[Records from a data source]
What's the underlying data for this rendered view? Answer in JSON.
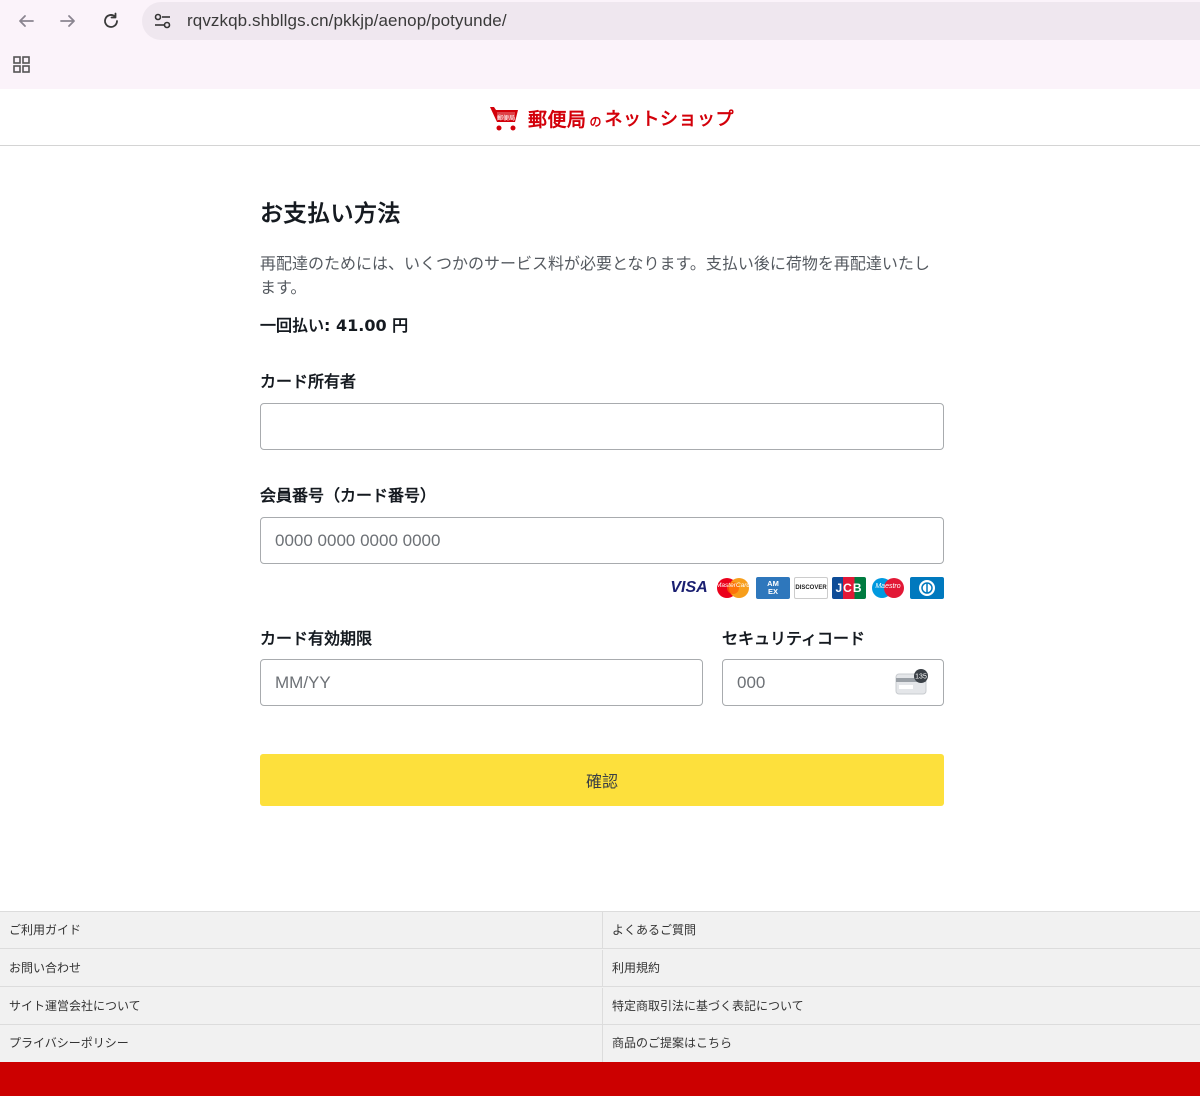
{
  "browser": {
    "url": "rqvzkqb.shbllgs.cn/pkkjp/aenop/potyunde/"
  },
  "header": {
    "logo_main": "郵便局",
    "logo_small": "の",
    "logo_sub": "ネットショップ",
    "logo_icon_text": "郵便局",
    "brand_color": "#d3000a"
  },
  "form": {
    "title": "お支払い方法",
    "description": "再配達のためには、いくつかのサービス料が必要となります。支払い後に荷物を再配達いたします。",
    "amount": "一回払い: 41.00 円",
    "holder_label": "カード所有者",
    "holder_value": "",
    "number_label": "会員番号（カード番号）",
    "number_placeholder": "0000 0000 0000 0000",
    "expiry_label": "カード有効期限",
    "expiry_placeholder": "MM/YY",
    "cvc_label": "セキュリティコード",
    "cvc_placeholder": "000",
    "cvc_icon_text": "135",
    "confirm_label": "確認",
    "confirm_color": "#fde03c",
    "card_brands": [
      {
        "name": "visa-icon",
        "text": "VISA"
      },
      {
        "name": "mastercard-icon",
        "text": "MasterCard"
      },
      {
        "name": "amex-icon",
        "text": "AM EX"
      },
      {
        "name": "discover-icon",
        "text": "DISCOVER"
      },
      {
        "name": "jcb-icon",
        "text": "JCB"
      },
      {
        "name": "maestro-icon",
        "text": "Maestro"
      },
      {
        "name": "diners-icon",
        "text": ""
      }
    ]
  },
  "footer": {
    "left": [
      "ご利用ガイド",
      "お問い合わせ",
      "サイト運営会社について",
      "プライバシーポリシー"
    ],
    "right": [
      "よくあるご質問",
      "利用規約",
      "特定商取引法に基づく表記について",
      "商品のご提案はこちら"
    ],
    "bar_color": "#cc0000"
  }
}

▶ [WHAT NEEDS TO BE DONE]: State the number of lines in the data that include the string "name", and add nothing else.

▶ [SOLVED EXERCISE]: 7